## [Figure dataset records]
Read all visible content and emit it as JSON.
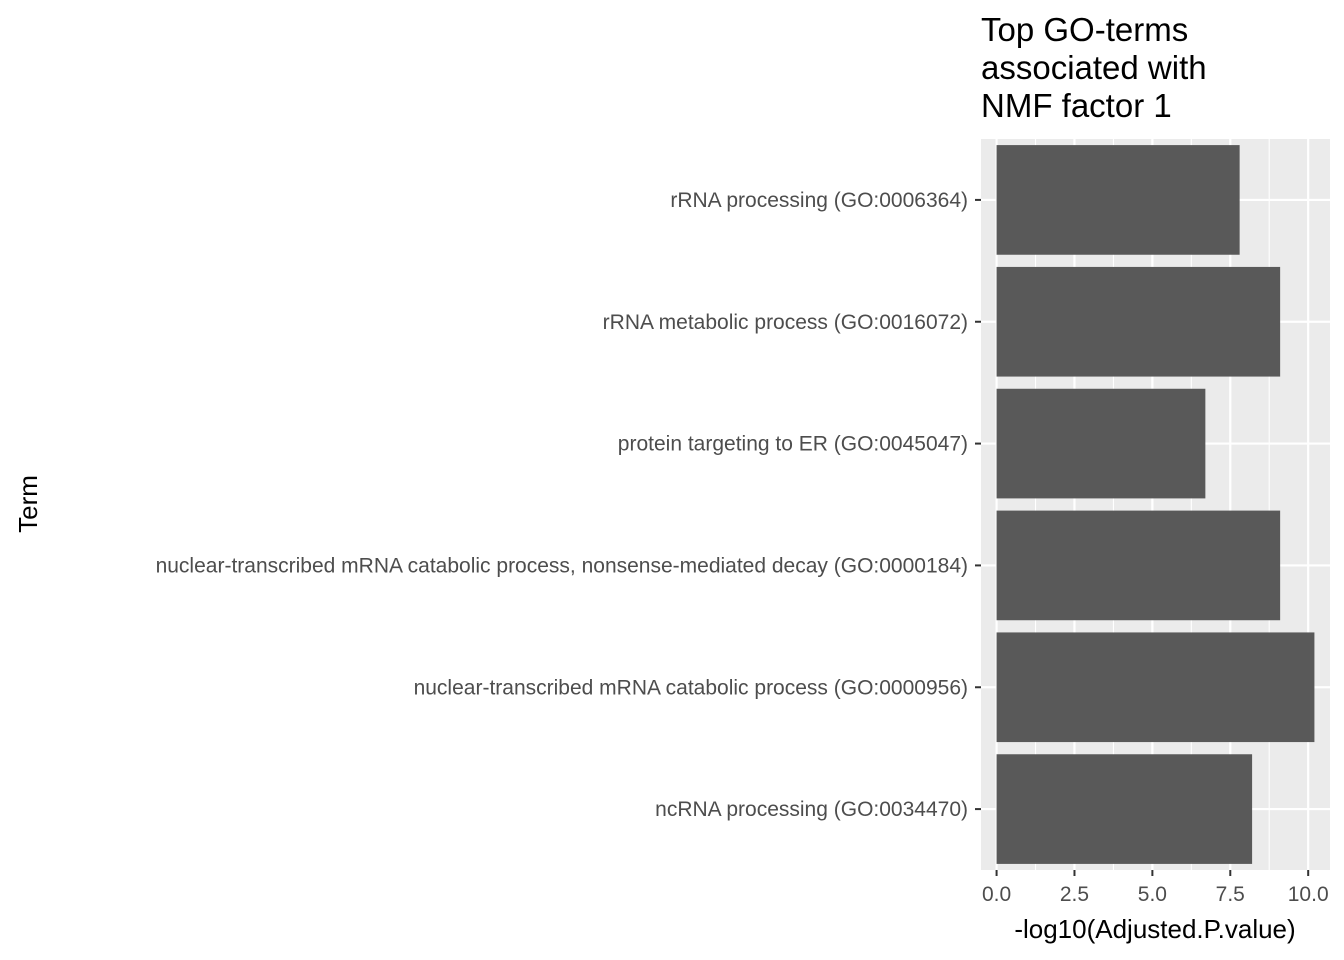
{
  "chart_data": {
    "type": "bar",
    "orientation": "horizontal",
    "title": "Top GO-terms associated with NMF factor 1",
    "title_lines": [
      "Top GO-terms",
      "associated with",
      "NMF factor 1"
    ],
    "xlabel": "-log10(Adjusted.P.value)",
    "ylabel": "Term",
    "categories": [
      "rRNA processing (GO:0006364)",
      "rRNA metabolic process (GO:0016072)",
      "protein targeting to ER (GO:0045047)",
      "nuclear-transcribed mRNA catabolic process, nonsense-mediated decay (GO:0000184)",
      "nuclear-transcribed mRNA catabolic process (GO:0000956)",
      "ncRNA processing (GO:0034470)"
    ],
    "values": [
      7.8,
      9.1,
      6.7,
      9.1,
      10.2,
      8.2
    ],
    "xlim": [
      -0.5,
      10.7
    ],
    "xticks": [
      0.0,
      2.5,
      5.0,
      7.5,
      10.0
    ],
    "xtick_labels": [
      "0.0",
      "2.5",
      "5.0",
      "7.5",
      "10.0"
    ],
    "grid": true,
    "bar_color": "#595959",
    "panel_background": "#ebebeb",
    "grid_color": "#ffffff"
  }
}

## [What is expected]
What is needed is an exact copy of the data, without any pictures.

## [Your response]
Read all visible content and emit it as JSON.
{
  "chart_data": {
    "type": "bar",
    "orientation": "horizontal",
    "title": "Top GO-terms associated with NMF factor 1",
    "title_lines": [
      "Top GO-terms",
      "associated with",
      "NMF factor 1"
    ],
    "xlabel": "-log10(Adjusted.P.value)",
    "ylabel": "Term",
    "categories": [
      "rRNA processing (GO:0006364)",
      "rRNA metabolic process (GO:0016072)",
      "protein targeting to ER (GO:0045047)",
      "nuclear-transcribed mRNA catabolic process, nonsense-mediated decay (GO:0000184)",
      "nuclear-transcribed mRNA catabolic process (GO:0000956)",
      "ncRNA processing (GO:0034470)"
    ],
    "values": [
      7.8,
      9.1,
      6.7,
      9.1,
      10.2,
      8.2
    ],
    "xlim": [
      -0.5,
      10.7
    ],
    "xticks": [
      0.0,
      2.5,
      5.0,
      7.5,
      10.0
    ],
    "xtick_labels": [
      "0.0",
      "2.5",
      "5.0",
      "7.5",
      "10.0"
    ],
    "grid": true,
    "bar_color": "#595959",
    "panel_background": "#ebebeb",
    "grid_color": "#ffffff"
  }
}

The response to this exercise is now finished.